Required task
Locate each line with the string "视死如归" in the listing below and copy it.

Input records
* BEGIN *

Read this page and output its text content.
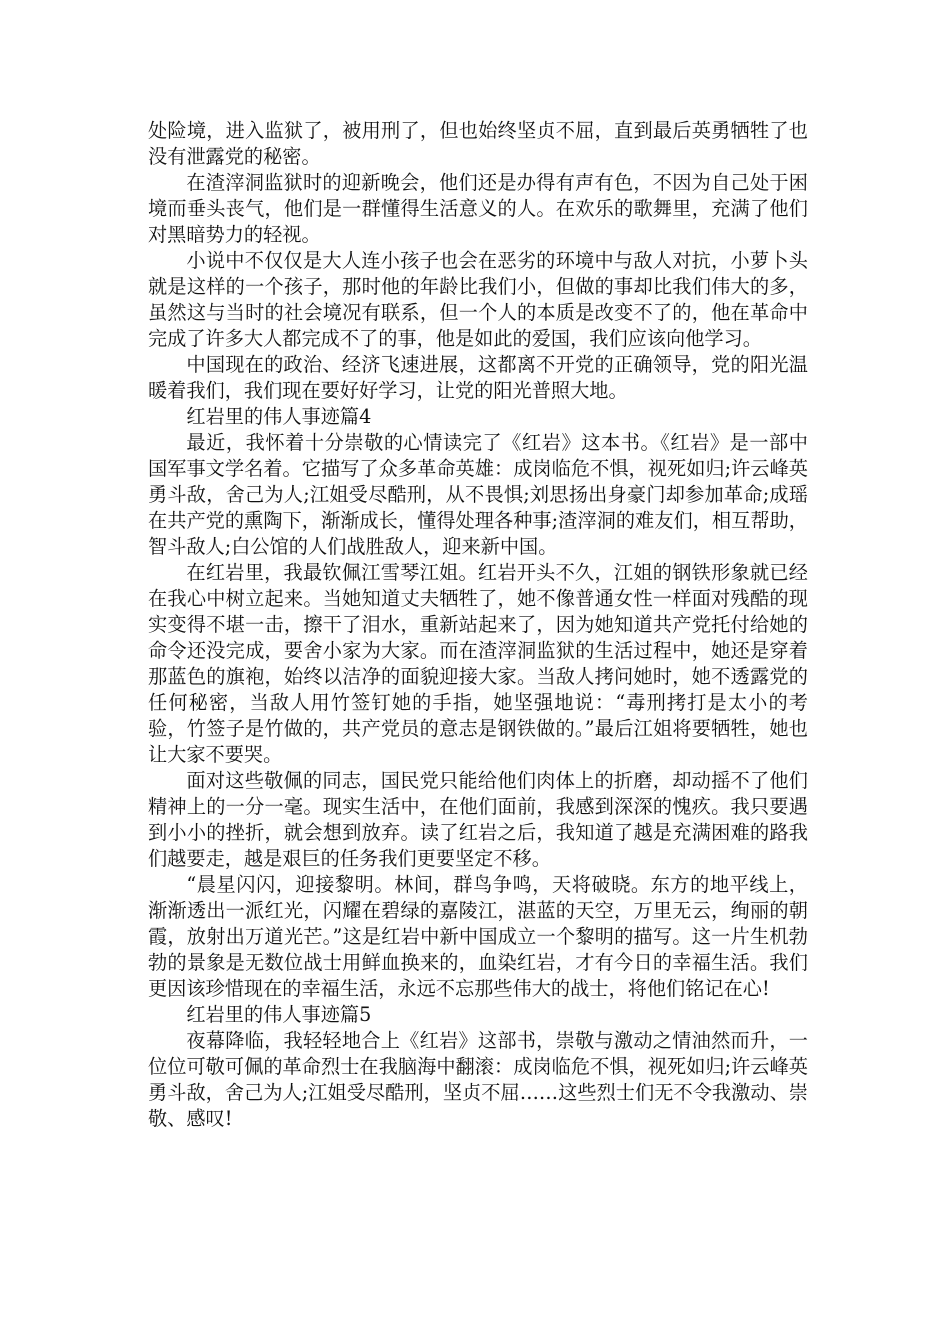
处险境，进入监狱了，被用刑了，但也始终坚贞不屈，直到最后英勇牺牲了也没有泄露党的秘密。

在渣滓洞监狱时的迎新晚会，他们还是办得有声有色，不因为自己处于困境而垂头丧气，他们是一群懂得生活意义的人。在欢乐的歌舞里，充满了他们对黑暗势力的轻视。

小说中不仅仅是大人连小孩子也会在恶劣的环境中与敌人对抗，小萝卜头就是这样的一个孩子，那时他的年龄比我们小，但做的事却比我们伟大的多，虽然这与当时的社会境况有联系，但一个人的本质是改变不了的，他在革命中完成了许多大人都完成不了的事，他是如此的爱国，我们应该向他学习。

中国现在的政治、经济飞速进展，这都离不开党的正确领导，党的阳光温暖着我们，我们现在要好好学习，让党的阳光普照大地。

红岩里的伟人事迹篇4

最近，我怀着十分崇敬的心情读完了《红岩》这本书。《红岩》是一部中国军事文学名着。它描写了众多革命英雄：成岗临危不惧，视死如归;许云峰英勇斗敌，舍己为人;江姐受尽酷刑，从不畏惧;刘思扬出身豪门却参加革命;成瑶在共产党的熏陶下，渐渐成长，懂得处理各种事;渣滓洞的难友们，相互帮助，智斗敌人;白公馆的人们战胜敌人，迎来新中国。

在红岩里，我最钦佩江雪琴江姐。红岩开头不久，江姐的钢铁形象就已经在我心中树立起来。当她知道丈夫牺牲了，她不像普通女性一样面对残酷的现实变得不堪一击，擦干了泪水，重新站起来了，因为她知道共产党托付给她的命令还没完成，要舍小家为大家。而在渣滓洞监狱的生活过程中，她还是穿着那蓝色的旗袍，始终以洁净的面貌迎接大家。当敌人拷问她时，她不透露党的任何秘密，当敌人用竹签钉她的手指，她坚强地说：“毒刑拷打是太小的考验，竹签子是竹做的，共产党员的意志是钢铁做的。”最后江姐将要牺牲，她也让大家不要哭。

面对这些敬佩的同志，国民党只能给他们肉体上的折磨，却动摇不了他们精神上的一分一毫。现实生活中，在他们面前，我感到深深的愧疚。我只要遇到小小的挫折，就会想到放弃。读了红岩之后，我知道了越是充满困难的路我们越要走，越是艰巨的任务我们更要坚定不移。

“晨星闪闪，迎接黎明。林间，群鸟争鸣，天将破晓。东方的地平线上，渐渐透出一派红光，闪耀在碧绿的嘉陵江，湛蓝的天空，万里无云，绚丽的朝霞，放射出万道光芒。”这是红岩中新中国成立一个黎明的描写。这一片生机勃勃的景象是无数位战士用鲜血换来的，血染红岩，才有今日的幸福生活。我们更因该珍惜现在的幸福生活，永远不忘那些伟大的战士，将他们铭记在心!

红岩里的伟人事迹篇5

夜幕降临，我轻轻地合上《红岩》这部书，崇敬与激动之情油然而升，一位位可敬可佩的革命烈士在我脑海中翻滚：成岗临危不惧，视死如归;许云峰英勇斗敌，舍己为人;江姐受尽酷刑，坚贞不屈……这些烈士们无不令我激动、崇敬、感叹!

* END *

Solution to the problem
最近，我怀着十分崇敬的心情读完了《红岩》这本书。《红岩》是一部中国军事文学名着。它描写了众多革命英雄：成岗临危不惧，视死如归;许云峰英勇斗敌，舍己为人;江姐受尽酷刑，从不畏惧;刘思扬出身豪门却参加革命;成瑶在共产党的熏陶下，渐渐成长，懂得处理各种事;渣滓洞的难友们，相互帮助，智斗敌人;白公馆的人们战胜敌人，迎来新中国。
夜幕降临，我轻轻地合上《红岩》这部书，崇敬与激动之情油然而升，一位位可敬可佩的革命烈士在我脑海中翻滚：成岗临危不惧，视死如归;许云峰英勇斗敌，舍己为人;江姐受尽酷刑，坚贞不屈……这些烈士们无不令我激动、崇敬、感叹!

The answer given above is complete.